MATERIAL FOR THE TASK ::

· · · ·

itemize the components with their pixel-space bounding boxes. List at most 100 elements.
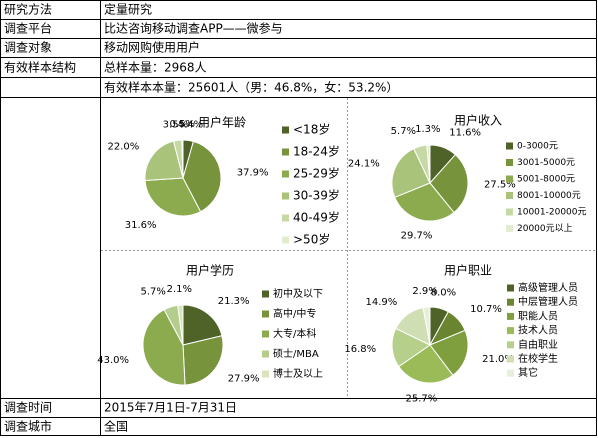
row-label: 调查对象	[4, 41, 52, 55]
row-label: 调查城市	[4, 419, 52, 434]
legend-swatch	[282, 236, 289, 244]
legend-swatch	[282, 214, 289, 222]
row-value: 全国	[104, 419, 128, 434]
data-label: 27.5%	[484, 179, 516, 190]
data-label: 0.5%	[169, 119, 194, 130]
row-label: 调查时间	[4, 401, 52, 415]
legend-swatch	[262, 290, 269, 298]
legend-label: 40-49岁	[293, 210, 340, 225]
data-label: 2.1%	[167, 284, 192, 295]
legend-swatch	[282, 192, 289, 200]
legend-swatch	[507, 369, 514, 377]
data-label: 25.7%	[405, 393, 437, 404]
legend-swatch	[507, 341, 514, 349]
legend-label: 高中/中专	[273, 307, 316, 320]
pie-slice	[426, 144, 431, 184]
row-value: 总样本量：2968人	[104, 60, 207, 75]
legend-swatch	[506, 225, 513, 232]
pie-slice	[181, 139, 184, 179]
legend-label: 其它	[518, 366, 538, 379]
row-value: 移动网购使用用户	[104, 40, 200, 55]
legend-swatch	[507, 327, 514, 335]
legend-label: 自由职业	[518, 338, 558, 351]
data-label: 37.9%	[237, 167, 269, 178]
row-label: 调查平台	[4, 21, 52, 36]
legend-label: 博士及以上	[273, 367, 323, 380]
data-label: 2.9%	[412, 286, 437, 297]
legend-label: 18-24岁	[293, 144, 340, 159]
pie-slice	[144, 177, 202, 217]
pie-slice	[144, 140, 184, 181]
legend-label: 8001-10000元	[517, 191, 581, 201]
data-label: 5.7%	[140, 287, 165, 298]
pie-slice	[182, 335, 224, 386]
row-value: 有效样本本量：25601人（男：46.8%，女：53.2%）	[104, 80, 398, 95]
pie-slice	[177, 304, 184, 346]
chart-dividers	[101, 98, 596, 398]
data-label: 29.7%	[401, 230, 433, 241]
data-label: 8.0%	[431, 288, 456, 299]
row-label: 有效样本结构	[4, 60, 76, 75]
row-value: 定量研究	[104, 2, 152, 17]
data-label: 4.4%	[178, 120, 203, 131]
legend-swatch	[506, 208, 513, 216]
legend-swatch	[506, 159, 513, 166]
legend-label: 5001-8000元	[517, 175, 575, 185]
data-label: 24.1%	[348, 158, 380, 169]
data-label: 5.7%	[391, 126, 416, 137]
legend-swatch	[282, 126, 289, 134]
row-label: 研究方法	[4, 2, 52, 17]
chart-title: 用户学历	[186, 263, 234, 278]
data-label: 21.3%	[218, 296, 250, 307]
data-label: 43.0%	[97, 355, 129, 366]
legend-label: 职能人员	[518, 309, 558, 322]
pie-slice	[182, 304, 223, 346]
pie-slice	[142, 309, 186, 386]
legend-swatch	[262, 330, 269, 338]
legend-label: 中层管理人员	[518, 295, 578, 308]
pie-slice	[391, 147, 431, 198]
legend-label: 在校学生	[518, 352, 558, 365]
row-value: 比达咨询移动调查APP——微参与	[104, 21, 283, 36]
data-label: 11.6%	[449, 128, 481, 139]
legend-label: >50岁	[293, 232, 330, 247]
pie-slice	[429, 153, 469, 214]
data-label: 22.0%	[108, 141, 140, 152]
chart-title: 用户职业	[444, 263, 492, 278]
pie-slice	[429, 329, 469, 377]
legend-label: 3001-5000元	[517, 158, 575, 168]
legend-label: 30-39岁	[293, 188, 340, 203]
data-label: 21.0%	[482, 354, 514, 365]
legend-label: 20000元以上	[517, 223, 573, 234]
legend-swatch	[282, 148, 289, 156]
data-label: 1.3%	[415, 124, 440, 135]
row-value: 2015年7月1日-7月31日	[104, 401, 237, 415]
legend-label: 大专/本科	[273, 327, 316, 340]
legend-label: 0-3000元	[517, 142, 558, 152]
legend-swatch	[507, 355, 514, 363]
legend-label: 高级管理人员	[518, 281, 578, 294]
legend-label: 25-29岁	[293, 166, 340, 181]
legend-swatch	[507, 312, 514, 320]
chart-title: 用户收入	[454, 113, 502, 128]
legend-label: <18岁	[293, 122, 330, 137]
legend-label: 硕士/MBA	[273, 347, 319, 360]
data-label: 16.8%	[344, 344, 376, 355]
legend-label: 技术人员	[518, 324, 558, 337]
legend-swatch	[507, 298, 514, 306]
pie-slice	[422, 306, 431, 346]
chart-title: 用户年龄	[198, 115, 246, 130]
legend-label: 10001-20000元	[517, 208, 587, 218]
pie-slice	[182, 140, 222, 213]
pie-slice	[394, 182, 455, 222]
data-label: 31.6%	[125, 220, 157, 231]
legend-swatch	[262, 350, 269, 358]
pie-slice	[398, 344, 454, 384]
data-label: 3.5%	[163, 120, 188, 131]
legend-swatch	[262, 310, 269, 318]
legend-swatch	[282, 170, 289, 178]
legend-swatch	[506, 175, 513, 183]
data-label: 27.9%	[228, 374, 260, 385]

· · · ·

Return the listing above verbatim, line for line, but leave out the picture.

itemize the components with their pixel-space bounding boxes. List at most 100 elements.
row-label: 调查对象	[4, 41, 52, 55]
row-label: 调查城市	[4, 419, 52, 434]
legend-swatch	[282, 236, 289, 244]
legend-swatch	[282, 214, 289, 222]
row-value: 全国	[104, 419, 128, 434]
data-label: 27.5%	[484, 179, 516, 190]
data-label: 0.5%	[169, 119, 194, 130]
row-label: 调查时间	[4, 401, 52, 415]
legend-swatch	[262, 290, 269, 298]
legend-label: 40-49岁	[293, 210, 340, 225]
data-label: 2.1%	[167, 284, 192, 295]
legend-swatch	[282, 192, 289, 200]
legend-swatch	[507, 369, 514, 377]
data-label: 25.7%	[405, 393, 437, 404]
legend-swatch	[507, 341, 514, 349]
legend-label: 高中/中专	[273, 307, 316, 320]
pie-slice	[426, 144, 431, 184]
row-value: 总样本量：2968人	[104, 60, 207, 75]
legend-swatch	[506, 225, 513, 232]
pie-slice	[181, 139, 184, 179]
legend-label: 其它	[518, 366, 538, 379]
row-value: 移动网购使用用户	[104, 40, 200, 55]
legend-swatch	[507, 327, 514, 335]
legend-label: 自由职业	[518, 338, 558, 351]
data-label: 37.9%	[237, 167, 269, 178]
row-label: 调查平台	[4, 21, 52, 36]
legend-label: 博士及以上	[273, 367, 323, 380]
data-label: 2.9%	[412, 286, 437, 297]
legend-label: 18-24岁	[293, 144, 340, 159]
pie-slice	[144, 177, 202, 217]
pie-slice	[144, 140, 184, 181]
legend-label: 8001-10000元	[517, 191, 581, 201]
data-label: 5.7%	[140, 287, 165, 298]
pie-slice	[182, 335, 224, 386]
row-value: 有效样本本量：25601人（男：46.8%，女：53.2%）	[104, 80, 398, 95]
pie-slice	[177, 304, 184, 346]
chart-dividers	[101, 98, 596, 398]
data-label: 29.7%	[401, 230, 433, 241]
data-label: 8.0%	[431, 288, 456, 299]
row-label: 有效样本结构	[4, 60, 76, 75]
row-value: 定量研究	[104, 2, 152, 17]
data-label: 4.4%	[178, 120, 203, 131]
legend-swatch	[506, 208, 513, 216]
legend-swatch	[506, 159, 513, 166]
legend-label: 5001-8000元	[517, 175, 575, 185]
data-label: 24.1%	[348, 158, 380, 169]
data-label: 5.7%	[391, 126, 416, 137]
legend-swatch	[282, 126, 289, 134]
row-label: 研究方法	[4, 2, 52, 17]
chart-title: 用户学历	[186, 263, 234, 278]
data-label: 21.3%	[218, 296, 250, 307]
data-label: 43.0%	[97, 355, 129, 366]
legend-label: 职能人员	[518, 309, 558, 322]
pie-slice	[182, 304, 223, 346]
pie-slice	[142, 309, 186, 386]
legend-swatch	[262, 330, 269, 338]
legend-label: 中层管理人员	[518, 295, 578, 308]
pie-slice	[391, 147, 431, 198]
legend-label: 在校学生	[518, 352, 558, 365]
row-value: 比达咨询移动调查APP——微参与	[104, 21, 283, 36]
data-label: 11.6%	[449, 128, 481, 139]
legend-label: >50岁	[293, 232, 330, 247]
pie-slice	[429, 153, 469, 214]
data-label: 22.0%	[108, 141, 140, 152]
chart-title: 用户职业	[444, 263, 492, 278]
pie-slice	[429, 329, 469, 377]
legend-label: 3001-5000元	[517, 158, 575, 168]
legend-label: 30-39岁	[293, 188, 340, 203]
data-label: 21.0%	[482, 354, 514, 365]
legend-label: 20000元以上	[517, 223, 573, 234]
legend-swatch	[282, 148, 289, 156]
data-label: 1.3%	[415, 124, 440, 135]
row-value: 2015年7月1日-7月31日	[104, 401, 237, 415]
legend-label: 大专/本科	[273, 327, 316, 340]
legend-label: 0-3000元	[517, 142, 558, 152]
legend-swatch	[507, 355, 514, 363]
legend-label: 高级管理人员	[518, 281, 578, 294]
legend-label: 25-29岁	[293, 166, 340, 181]
legend-swatch	[507, 312, 514, 320]
chart-title: 用户收入	[454, 113, 502, 128]
legend-label: <18岁	[293, 122, 330, 137]
legend-label: 硕士/MBA	[273, 347, 319, 360]
data-label: 16.8%	[344, 344, 376, 355]
legend-label: 技术人员	[518, 324, 558, 337]
legend-swatch	[507, 298, 514, 306]
pie-slice	[422, 306, 431, 346]
chart-title: 用户年龄	[198, 115, 246, 130]
legend-label: 10001-20000元	[517, 208, 587, 218]
pie-slice	[182, 140, 222, 213]
pie-slice	[394, 182, 455, 222]
data-label: 31.6%	[125, 220, 157, 231]
legend-swatch	[262, 350, 269, 358]
pie-slice	[398, 344, 454, 384]
data-label: 3.5%	[163, 120, 188, 131]
legend-swatch	[262, 310, 269, 318]
legend-swatch	[282, 170, 289, 178]
legend-swatch	[506, 175, 513, 183]
data-label: 27.9%	[228, 374, 260, 385]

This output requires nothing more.